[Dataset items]
# # # #
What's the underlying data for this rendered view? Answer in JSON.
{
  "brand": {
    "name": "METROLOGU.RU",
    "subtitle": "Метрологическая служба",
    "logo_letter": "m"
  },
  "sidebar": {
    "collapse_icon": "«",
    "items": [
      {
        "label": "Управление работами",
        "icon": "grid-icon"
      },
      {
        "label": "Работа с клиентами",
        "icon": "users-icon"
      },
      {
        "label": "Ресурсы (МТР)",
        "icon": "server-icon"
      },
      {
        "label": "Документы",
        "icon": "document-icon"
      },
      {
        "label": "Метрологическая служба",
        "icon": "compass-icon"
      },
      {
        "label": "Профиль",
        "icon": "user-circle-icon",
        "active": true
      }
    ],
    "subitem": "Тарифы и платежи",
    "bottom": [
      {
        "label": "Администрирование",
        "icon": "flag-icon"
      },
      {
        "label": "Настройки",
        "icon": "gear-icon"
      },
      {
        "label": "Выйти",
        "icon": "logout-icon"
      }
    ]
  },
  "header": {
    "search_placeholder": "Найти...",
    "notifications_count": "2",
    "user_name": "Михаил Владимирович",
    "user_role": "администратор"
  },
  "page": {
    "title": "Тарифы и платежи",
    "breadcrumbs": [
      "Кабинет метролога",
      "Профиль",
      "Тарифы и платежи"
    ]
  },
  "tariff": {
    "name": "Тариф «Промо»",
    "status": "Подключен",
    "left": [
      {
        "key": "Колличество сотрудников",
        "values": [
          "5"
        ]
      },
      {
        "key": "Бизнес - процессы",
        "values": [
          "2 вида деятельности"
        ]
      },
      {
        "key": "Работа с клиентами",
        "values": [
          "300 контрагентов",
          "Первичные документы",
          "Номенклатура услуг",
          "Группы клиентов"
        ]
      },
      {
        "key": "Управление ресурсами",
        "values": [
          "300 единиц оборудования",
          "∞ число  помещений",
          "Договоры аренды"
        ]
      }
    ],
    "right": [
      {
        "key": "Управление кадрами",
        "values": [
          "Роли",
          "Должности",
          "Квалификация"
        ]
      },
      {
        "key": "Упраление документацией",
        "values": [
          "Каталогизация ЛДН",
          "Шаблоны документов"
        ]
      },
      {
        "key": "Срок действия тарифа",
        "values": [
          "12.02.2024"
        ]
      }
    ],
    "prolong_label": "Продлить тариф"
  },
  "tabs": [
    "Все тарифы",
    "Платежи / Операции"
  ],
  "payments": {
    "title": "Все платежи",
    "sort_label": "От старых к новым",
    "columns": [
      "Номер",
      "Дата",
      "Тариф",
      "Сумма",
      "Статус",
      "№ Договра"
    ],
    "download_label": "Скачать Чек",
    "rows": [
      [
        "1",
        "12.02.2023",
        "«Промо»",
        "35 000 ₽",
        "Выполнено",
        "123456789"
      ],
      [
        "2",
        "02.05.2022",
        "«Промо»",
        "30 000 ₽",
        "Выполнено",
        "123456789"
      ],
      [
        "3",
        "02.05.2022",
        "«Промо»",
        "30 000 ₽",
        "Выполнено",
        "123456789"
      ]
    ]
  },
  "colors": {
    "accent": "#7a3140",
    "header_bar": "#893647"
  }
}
# # # #
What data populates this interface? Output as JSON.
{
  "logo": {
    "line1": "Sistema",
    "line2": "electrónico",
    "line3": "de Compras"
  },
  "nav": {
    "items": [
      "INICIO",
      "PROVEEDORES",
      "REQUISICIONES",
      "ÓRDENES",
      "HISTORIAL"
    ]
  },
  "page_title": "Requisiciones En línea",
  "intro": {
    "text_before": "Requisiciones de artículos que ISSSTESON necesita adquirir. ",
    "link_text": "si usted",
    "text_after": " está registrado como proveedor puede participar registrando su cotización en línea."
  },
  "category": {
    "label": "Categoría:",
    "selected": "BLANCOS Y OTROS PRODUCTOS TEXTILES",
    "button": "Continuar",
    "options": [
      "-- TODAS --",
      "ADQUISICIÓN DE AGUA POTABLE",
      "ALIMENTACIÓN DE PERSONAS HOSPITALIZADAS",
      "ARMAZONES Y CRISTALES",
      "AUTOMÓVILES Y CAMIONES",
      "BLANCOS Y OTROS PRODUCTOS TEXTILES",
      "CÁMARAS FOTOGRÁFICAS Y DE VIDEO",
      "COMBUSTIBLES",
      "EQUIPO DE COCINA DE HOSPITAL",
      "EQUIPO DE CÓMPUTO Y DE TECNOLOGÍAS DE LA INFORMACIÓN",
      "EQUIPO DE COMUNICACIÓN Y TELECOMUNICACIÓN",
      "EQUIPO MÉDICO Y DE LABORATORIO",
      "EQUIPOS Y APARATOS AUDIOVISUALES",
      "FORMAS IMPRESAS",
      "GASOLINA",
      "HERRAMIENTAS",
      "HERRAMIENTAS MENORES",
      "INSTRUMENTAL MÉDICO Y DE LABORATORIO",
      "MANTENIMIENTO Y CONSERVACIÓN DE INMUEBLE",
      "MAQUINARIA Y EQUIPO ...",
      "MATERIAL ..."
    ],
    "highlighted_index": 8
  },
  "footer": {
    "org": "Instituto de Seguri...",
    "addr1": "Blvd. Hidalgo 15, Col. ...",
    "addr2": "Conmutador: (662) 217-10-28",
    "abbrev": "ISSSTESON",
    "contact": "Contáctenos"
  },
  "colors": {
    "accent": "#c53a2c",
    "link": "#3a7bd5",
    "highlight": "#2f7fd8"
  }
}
# # # #
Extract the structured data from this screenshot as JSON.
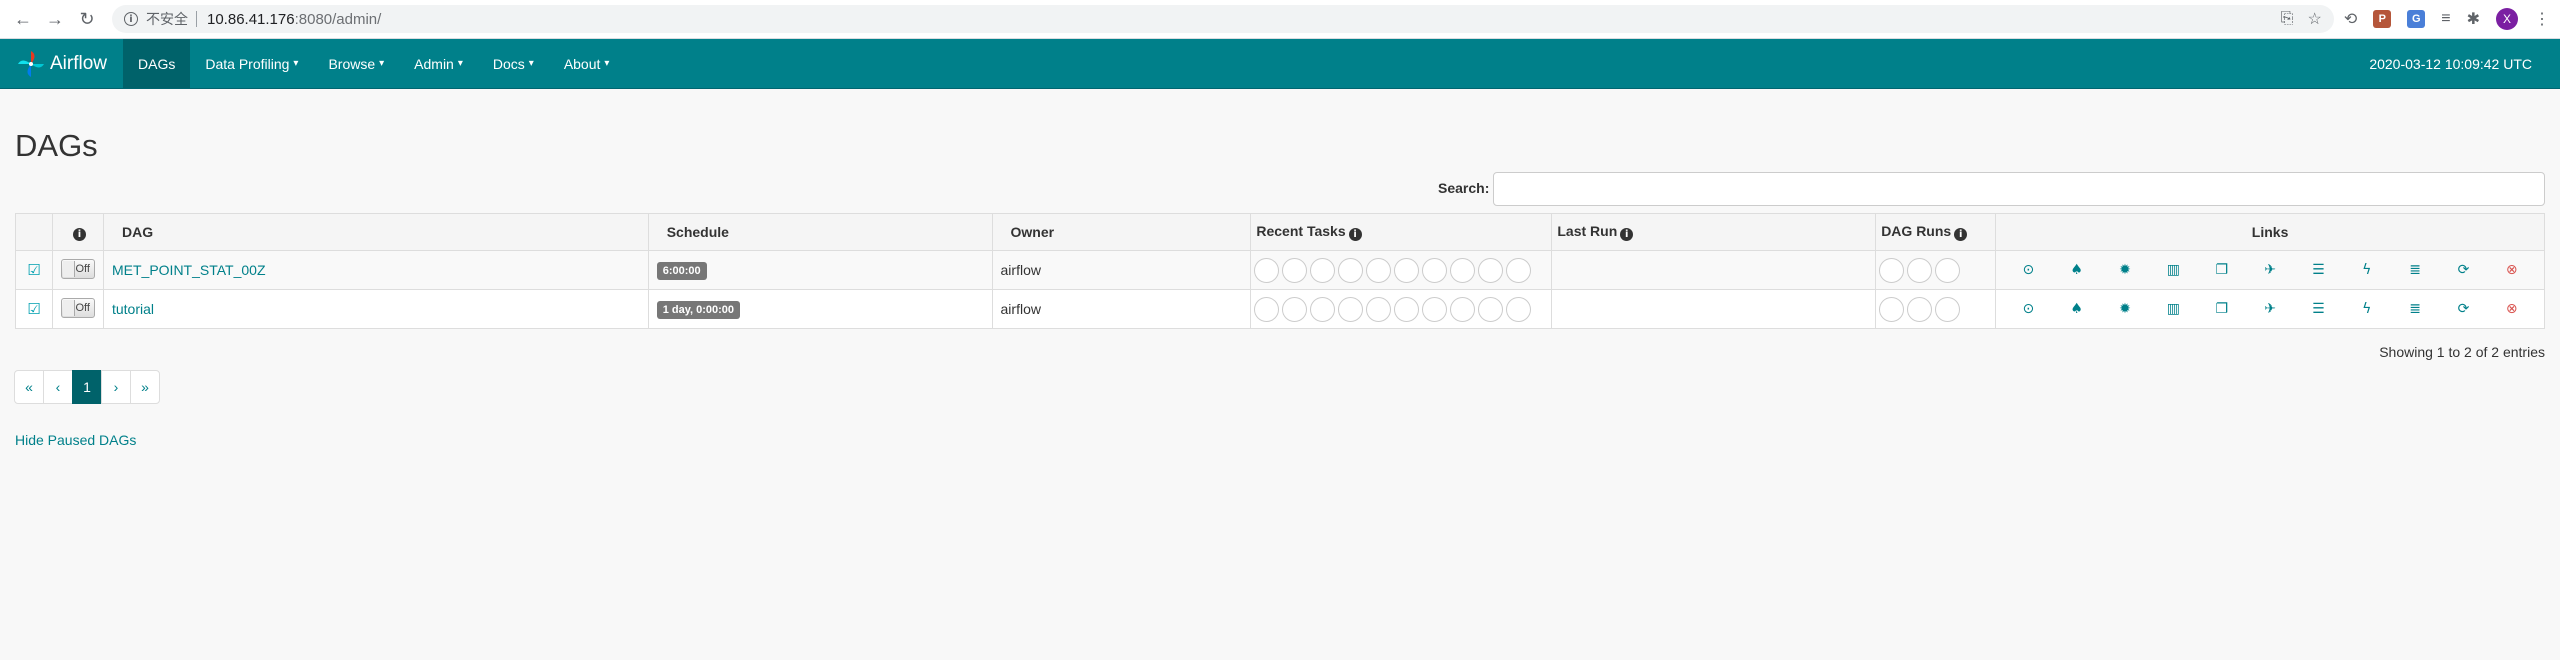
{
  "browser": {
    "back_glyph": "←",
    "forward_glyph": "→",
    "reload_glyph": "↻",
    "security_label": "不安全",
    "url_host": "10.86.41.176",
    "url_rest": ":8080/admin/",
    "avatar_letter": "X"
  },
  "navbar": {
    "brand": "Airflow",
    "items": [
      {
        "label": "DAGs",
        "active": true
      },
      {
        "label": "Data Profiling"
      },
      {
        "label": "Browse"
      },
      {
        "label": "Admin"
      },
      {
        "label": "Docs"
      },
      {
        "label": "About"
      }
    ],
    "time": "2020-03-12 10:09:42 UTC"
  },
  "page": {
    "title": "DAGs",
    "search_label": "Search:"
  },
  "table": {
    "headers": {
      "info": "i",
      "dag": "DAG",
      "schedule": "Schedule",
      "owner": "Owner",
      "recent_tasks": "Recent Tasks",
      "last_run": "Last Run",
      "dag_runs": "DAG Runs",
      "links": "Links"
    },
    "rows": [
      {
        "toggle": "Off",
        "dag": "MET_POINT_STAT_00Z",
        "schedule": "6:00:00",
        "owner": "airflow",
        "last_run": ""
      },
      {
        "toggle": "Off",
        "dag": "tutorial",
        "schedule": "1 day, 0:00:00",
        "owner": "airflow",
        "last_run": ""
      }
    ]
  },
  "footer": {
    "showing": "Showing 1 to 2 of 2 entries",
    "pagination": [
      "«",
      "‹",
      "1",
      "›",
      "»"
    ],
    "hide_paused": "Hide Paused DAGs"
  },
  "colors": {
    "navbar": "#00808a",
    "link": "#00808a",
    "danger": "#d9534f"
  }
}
# # # #
Your task => Pull out every line in the material above where "TEXTILES" occurs.

Finished exercise =>
    "selected": "BLANCOS Y OTROS PRODUCTOS TEXTILES",
      "BLANCOS Y OTROS PRODUCTOS TEXTILES",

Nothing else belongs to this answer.